→ Exercise data

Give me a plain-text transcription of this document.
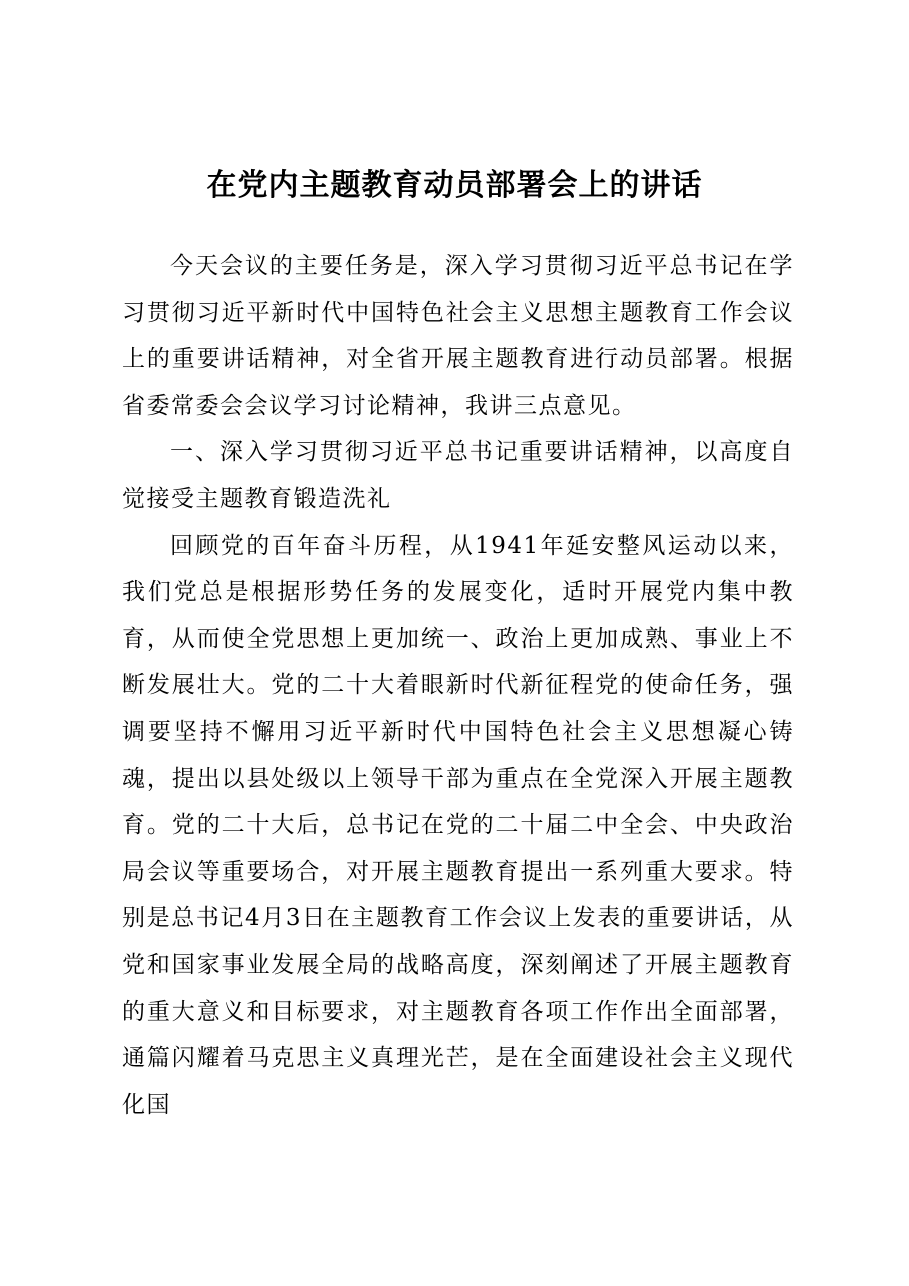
在党内主题教育动员部署会上的讲话

今天会议的主要任务是，深入学习贯彻习近平总书记在学习贯彻习近平新时代中国特色社会主义思想主题教育工作会议上的重要讲话精神，对全省开展主题教育进行动员部署。根据省委常委会会议学习讨论精神，我讲三点意见。

一、深入学习贯彻习近平总书记重要讲话精神，以高度自觉接受主题教育锻造洗礼

回顾党的百年奋斗历程，从1941年延安整风运动以来，我们党总是根据形势任务的发展变化，适时开展党内集中教育，从而使全党思想上更加统一、政治上更加成熟、事业上不断发展壮大。党的二十大着眼新时代新征程党的使命任务，强调要坚持不懈用习近平新时代中国特色社会主义思想凝心铸魂，提出以县处级以上领导干部为重点在全党深入开展主题教育。党的二十大后，总书记在党的二十届二中全会、中央政治局会议等重要场合，对开展主题教育提出一系列重大要求。特别是总书记4月3日在主题教育工作会议上发表的重要讲话，从党和国家事业发展全局的战略高度，深刻阐述了开展主题教育的重大意义和目标要求，对主题教育各项工作作出全面部署，通篇闪耀着马克思主义真理光芒，是在全面建设社会主义现代化国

→ Problem to work on
Return all of the entries word for word, but omit the pictures.

→ The answer
Give me a plain-text transcription of this document.
在党内主题教育动员部署会上的讲话

今天会议的主要任务是，深入学习贯彻习近平总书记在学习贯彻习近平新时代中国特色社会主义思想主题教育工作会议上的重要讲话精神，对全省开展主题教育进行动员部署。根据省委常委会会议学习讨论精神，我讲三点意见。

一、深入学习贯彻习近平总书记重要讲话精神，以高度自觉接受主题教育锻造洗礼

回顾党的百年奋斗历程，从1941年延安整风运动以来，我们党总是根据形势任务的发展变化，适时开展党内集中教育，从而使全党思想上更加统一、政治上更加成熟、事业上不断发展壮大。党的二十大着眼新时代新征程党的使命任务，强调要坚持不懈用习近平新时代中国特色社会主义思想凝心铸魂，提出以县处级以上领导干部为重点在全党深入开展主题教育。党的二十大后，总书记在党的二十届二中全会、中央政治局会议等重要场合，对开展主题教育提出一系列重大要求。特别是总书记4月3日在主题教育工作会议上发表的重要讲话，从党和国家事业发展全局的战略高度，深刻阐述了开展主题教育的重大意义和目标要求，对主题教育各项工作作出全面部署，通篇闪耀着马克思主义真理光芒，是在全面建设社会主义现代化国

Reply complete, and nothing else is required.